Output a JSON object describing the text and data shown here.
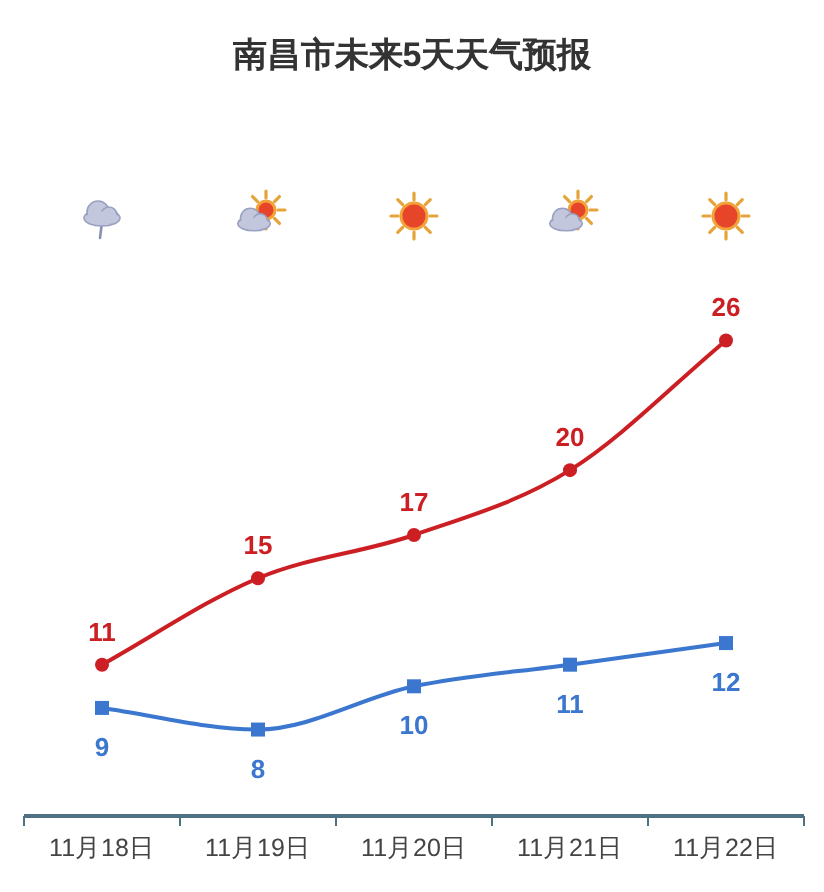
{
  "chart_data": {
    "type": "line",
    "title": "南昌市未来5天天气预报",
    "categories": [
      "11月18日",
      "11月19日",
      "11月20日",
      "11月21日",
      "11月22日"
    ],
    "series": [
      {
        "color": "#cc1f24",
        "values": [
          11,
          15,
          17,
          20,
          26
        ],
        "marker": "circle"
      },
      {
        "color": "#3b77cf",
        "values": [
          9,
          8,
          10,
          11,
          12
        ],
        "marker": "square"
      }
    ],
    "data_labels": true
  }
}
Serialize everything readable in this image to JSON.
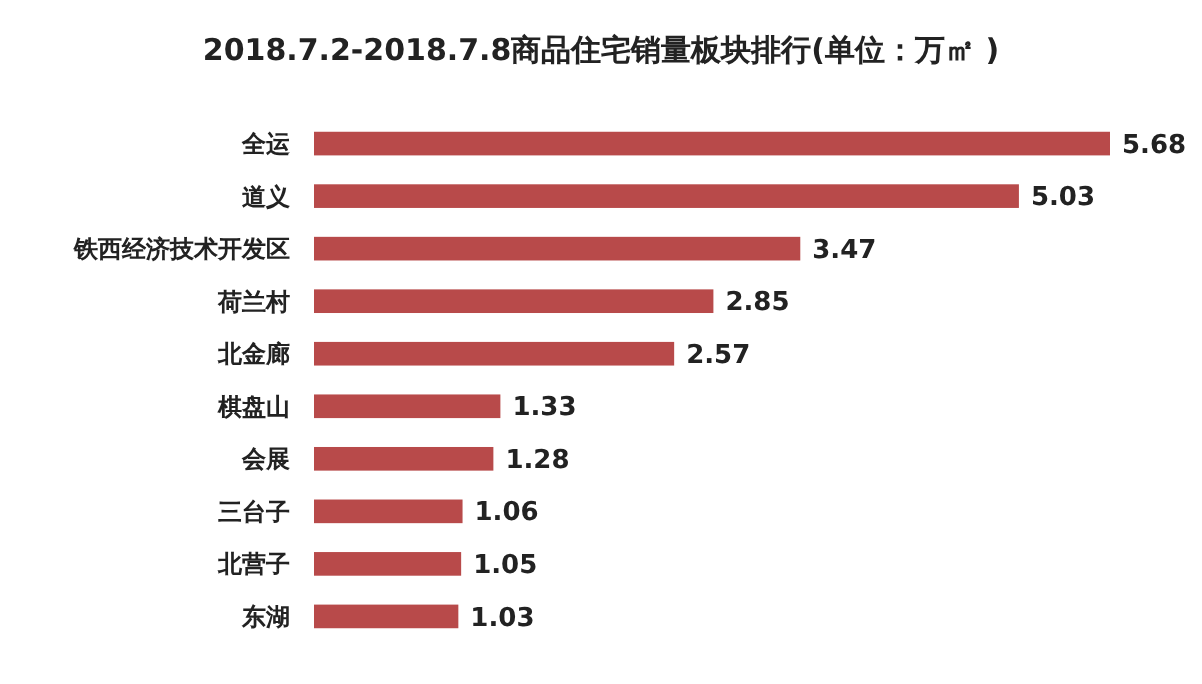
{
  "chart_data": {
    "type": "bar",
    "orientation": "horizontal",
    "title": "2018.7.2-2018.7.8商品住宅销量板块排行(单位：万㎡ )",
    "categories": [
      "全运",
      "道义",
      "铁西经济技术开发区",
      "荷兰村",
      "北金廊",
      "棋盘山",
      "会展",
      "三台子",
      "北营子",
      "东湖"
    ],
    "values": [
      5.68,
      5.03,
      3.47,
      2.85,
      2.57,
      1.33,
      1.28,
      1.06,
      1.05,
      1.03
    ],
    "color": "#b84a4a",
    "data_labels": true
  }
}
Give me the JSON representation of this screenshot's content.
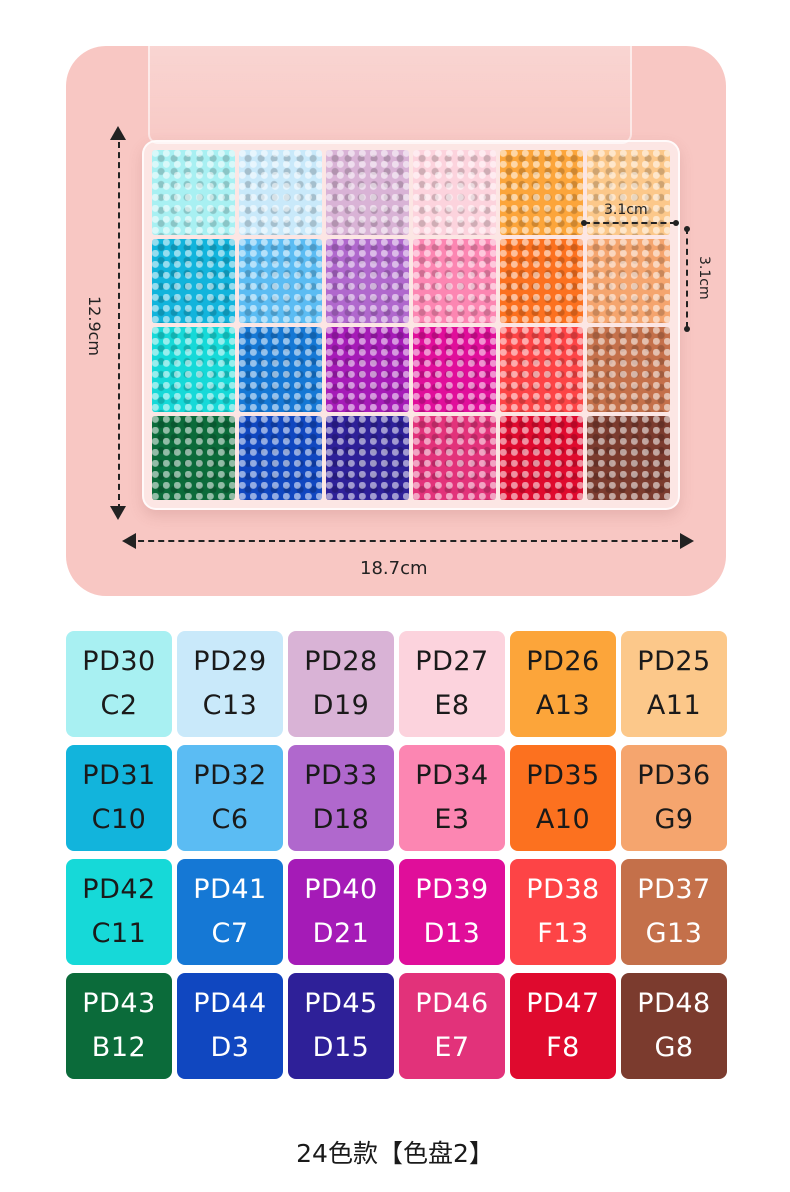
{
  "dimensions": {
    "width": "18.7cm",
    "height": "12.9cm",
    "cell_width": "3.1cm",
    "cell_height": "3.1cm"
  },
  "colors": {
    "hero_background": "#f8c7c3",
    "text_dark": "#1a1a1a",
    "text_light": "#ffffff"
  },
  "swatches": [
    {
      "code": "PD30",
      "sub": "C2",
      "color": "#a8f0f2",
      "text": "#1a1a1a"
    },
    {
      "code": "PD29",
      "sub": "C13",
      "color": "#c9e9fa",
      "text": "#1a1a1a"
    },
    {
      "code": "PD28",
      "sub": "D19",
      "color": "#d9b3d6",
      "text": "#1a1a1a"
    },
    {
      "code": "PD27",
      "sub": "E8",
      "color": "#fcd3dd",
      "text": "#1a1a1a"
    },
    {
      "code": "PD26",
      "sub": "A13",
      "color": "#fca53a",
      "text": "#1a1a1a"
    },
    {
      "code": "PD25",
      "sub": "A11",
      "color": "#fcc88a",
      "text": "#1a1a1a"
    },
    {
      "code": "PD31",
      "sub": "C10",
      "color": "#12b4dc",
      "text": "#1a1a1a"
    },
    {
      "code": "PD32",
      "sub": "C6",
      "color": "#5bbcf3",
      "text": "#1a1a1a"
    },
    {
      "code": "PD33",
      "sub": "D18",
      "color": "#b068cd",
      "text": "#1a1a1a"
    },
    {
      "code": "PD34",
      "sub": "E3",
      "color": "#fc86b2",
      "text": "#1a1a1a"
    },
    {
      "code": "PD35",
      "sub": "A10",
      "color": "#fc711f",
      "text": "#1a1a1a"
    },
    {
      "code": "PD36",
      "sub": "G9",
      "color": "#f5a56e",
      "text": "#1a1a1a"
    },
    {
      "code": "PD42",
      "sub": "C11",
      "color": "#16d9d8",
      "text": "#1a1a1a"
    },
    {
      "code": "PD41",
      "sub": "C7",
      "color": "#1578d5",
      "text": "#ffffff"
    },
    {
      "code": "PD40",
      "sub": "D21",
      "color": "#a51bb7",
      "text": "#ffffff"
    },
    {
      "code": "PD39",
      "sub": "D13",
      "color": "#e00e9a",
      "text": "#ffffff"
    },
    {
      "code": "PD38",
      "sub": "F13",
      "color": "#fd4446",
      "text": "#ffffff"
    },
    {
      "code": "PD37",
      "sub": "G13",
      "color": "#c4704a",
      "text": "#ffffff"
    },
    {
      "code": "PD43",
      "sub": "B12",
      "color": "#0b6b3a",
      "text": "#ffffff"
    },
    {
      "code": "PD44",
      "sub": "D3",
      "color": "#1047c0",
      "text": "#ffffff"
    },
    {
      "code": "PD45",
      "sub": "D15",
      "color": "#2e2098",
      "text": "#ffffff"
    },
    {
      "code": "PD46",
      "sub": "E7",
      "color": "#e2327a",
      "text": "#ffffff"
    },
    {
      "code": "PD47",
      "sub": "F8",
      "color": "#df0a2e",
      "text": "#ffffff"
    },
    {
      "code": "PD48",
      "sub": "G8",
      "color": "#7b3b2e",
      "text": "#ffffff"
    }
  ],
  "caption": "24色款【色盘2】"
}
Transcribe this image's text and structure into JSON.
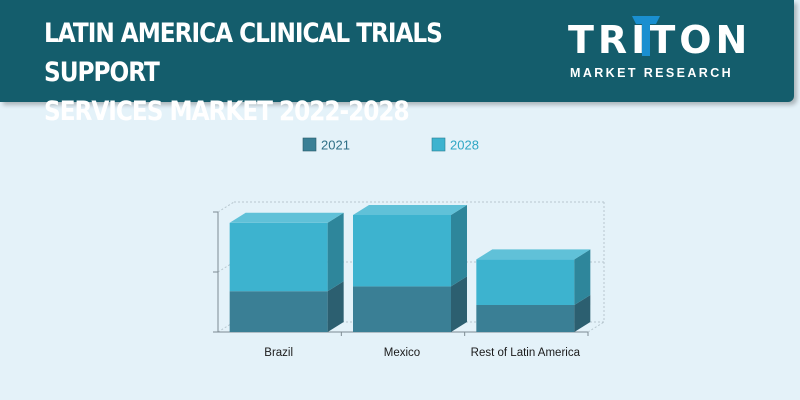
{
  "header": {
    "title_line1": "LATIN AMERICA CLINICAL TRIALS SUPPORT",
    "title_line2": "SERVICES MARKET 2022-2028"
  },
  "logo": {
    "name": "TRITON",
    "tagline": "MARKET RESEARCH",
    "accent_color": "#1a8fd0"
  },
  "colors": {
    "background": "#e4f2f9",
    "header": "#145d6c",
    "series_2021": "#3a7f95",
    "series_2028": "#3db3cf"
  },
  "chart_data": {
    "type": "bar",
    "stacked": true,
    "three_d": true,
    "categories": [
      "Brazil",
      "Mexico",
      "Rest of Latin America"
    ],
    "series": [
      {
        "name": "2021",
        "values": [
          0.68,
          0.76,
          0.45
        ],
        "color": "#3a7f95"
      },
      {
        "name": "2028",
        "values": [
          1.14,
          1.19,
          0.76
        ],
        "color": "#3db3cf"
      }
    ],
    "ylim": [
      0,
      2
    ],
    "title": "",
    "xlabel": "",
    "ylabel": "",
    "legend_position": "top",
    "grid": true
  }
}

WRITTEN INSTRUCTION =
Transcribe the records above exactly, leaving out every picture.

RESPONSE FOR THIS EXERCISE =
Output a JSON object describing the text and data shown here.
{
  "chart_data": {
    "type": "line",
    "title": "南昌市未来5天天气预报",
    "categories": [
      "11月18日",
      "11月19日",
      "11月20日",
      "11月21日",
      "11月22日"
    ],
    "series": [
      {
        "color": "#cc1f24",
        "values": [
          11,
          15,
          17,
          20,
          26
        ],
        "marker": "circle"
      },
      {
        "color": "#3b77cf",
        "values": [
          9,
          8,
          10,
          11,
          12
        ],
        "marker": "square"
      }
    ],
    "data_labels": true
  }
}
Serialize everything readable in this image to JSON.
{
  "chart_data": {
    "type": "bar",
    "orientation": "horizontal",
    "title": "2018.7.2-2018.7.8商品住宅销量板块排行(单位：万㎡ )",
    "categories": [
      "全运",
      "道义",
      "铁西经济技术开发区",
      "荷兰村",
      "北金廊",
      "棋盘山",
      "会展",
      "三台子",
      "北营子",
      "东湖"
    ],
    "values": [
      5.68,
      5.03,
      3.47,
      2.85,
      2.57,
      1.33,
      1.28,
      1.06,
      1.05,
      1.03
    ],
    "color": "#b84a4a",
    "data_labels": true
  }
}
Give me the JSON representation of this screenshot's content.
{
  "dimensions": {
    "width": "18.7cm",
    "height": "12.9cm",
    "cell_width": "3.1cm",
    "cell_height": "3.1cm"
  },
  "colors": {
    "hero_background": "#f8c7c3",
    "text_dark": "#1a1a1a",
    "text_light": "#ffffff"
  },
  "swatches": [
    {
      "code": "PD30",
      "sub": "C2",
      "color": "#a8f0f2",
      "text": "#1a1a1a"
    },
    {
      "code": "PD29",
      "sub": "C13",
      "color": "#c9e9fa",
      "text": "#1a1a1a"
    },
    {
      "code": "PD28",
      "sub": "D19",
      "color": "#d9b3d6",
      "text": "#1a1a1a"
    },
    {
      "code": "PD27",
      "sub": "E8",
      "color": "#fcd3dd",
      "text": "#1a1a1a"
    },
    {
      "code": "PD26",
      "sub": "A13",
      "color": "#fca53a",
      "text": "#1a1a1a"
    },
    {
      "code": "PD25",
      "sub": "A11",
      "color": "#fcc88a",
      "text": "#1a1a1a"
    },
    {
      "code": "PD31",
      "sub": "C10",
      "color": "#12b4dc",
      "text": "#1a1a1a"
    },
    {
      "code": "PD32",
      "sub": "C6",
      "color": "#5bbcf3",
      "text": "#1a1a1a"
    },
    {
      "code": "PD33",
      "sub": "D18",
      "color": "#b068cd",
      "text": "#1a1a1a"
    },
    {
      "code": "PD34",
      "sub": "E3",
      "color": "#fc86b2",
      "text": "#1a1a1a"
    },
    {
      "code": "PD35",
      "sub": "A10",
      "color": "#fc711f",
      "text": "#1a1a1a"
    },
    {
      "code": "PD36",
      "sub": "G9",
      "color": "#f5a56e",
      "text": "#1a1a1a"
    },
    {
      "code": "PD42",
      "sub": "C11",
      "color": "#16d9d8",
      "text": "#1a1a1a"
    },
    {
      "code": "PD41",
      "sub": "C7",
      "color": "#1578d5",
      "text": "#ffffff"
    },
    {
      "code": "PD40",
      "sub": "D21",
      "color": "#a51bb7",
      "text": "#ffffff"
    },
    {
      "code": "PD39",
      "sub": "D13",
      "color": "#e00e9a",
      "text": "#ffffff"
    },
    {
      "code": "PD38",
      "sub": "F13",
      "color": "#fd4446",
      "text": "#ffffff"
    },
    {
      "code": "PD37",
      "sub": "G13",
      "color": "#c4704a",
      "text": "#ffffff"
    },
    {
      "code": "PD43",
      "sub": "B12",
      "color": "#0b6b3a",
      "text": "#ffffff"
    },
    {
      "code": "PD44",
      "sub": "D3",
      "color": "#1047c0",
      "text": "#ffffff"
    },
    {
      "code": "PD45",
      "sub": "D15",
      "color": "#2e2098",
      "text": "#ffffff"
    },
    {
      "code": "PD46",
      "sub": "E7",
      "color": "#e2327a",
      "text": "#ffffff"
    },
    {
      "code": "PD47",
      "sub": "F8",
      "color": "#df0a2e",
      "text": "#ffffff"
    },
    {
      "code": "PD48",
      "sub": "G8",
      "color": "#7b3b2e",
      "text": "#ffffff"
    }
  ],
  "caption": "24色款【色盘2】"
}
Transcribe this image's text and structure into JSON.
{
  "header": {
    "title_line1": "LATIN AMERICA CLINICAL TRIALS SUPPORT",
    "title_line2": "SERVICES MARKET 2022-2028"
  },
  "logo": {
    "name": "TRITON",
    "tagline": "MARKET RESEARCH",
    "accent_color": "#1a8fd0"
  },
  "colors": {
    "background": "#e4f2f9",
    "header": "#145d6c",
    "series_2021": "#3a7f95",
    "series_2028": "#3db3cf"
  },
  "chart_data": {
    "type": "bar",
    "stacked": true,
    "three_d": true,
    "categories": [
      "Brazil",
      "Mexico",
      "Rest of Latin America"
    ],
    "series": [
      {
        "name": "2021",
        "values": [
          0.68,
          0.76,
          0.45
        ],
        "color": "#3a7f95"
      },
      {
        "name": "2028",
        "values": [
          1.14,
          1.19,
          0.76
        ],
        "color": "#3db3cf"
      }
    ],
    "ylim": [
      0,
      2
    ],
    "title": "",
    "xlabel": "",
    "ylabel": "",
    "legend_position": "top",
    "grid": true
  }
}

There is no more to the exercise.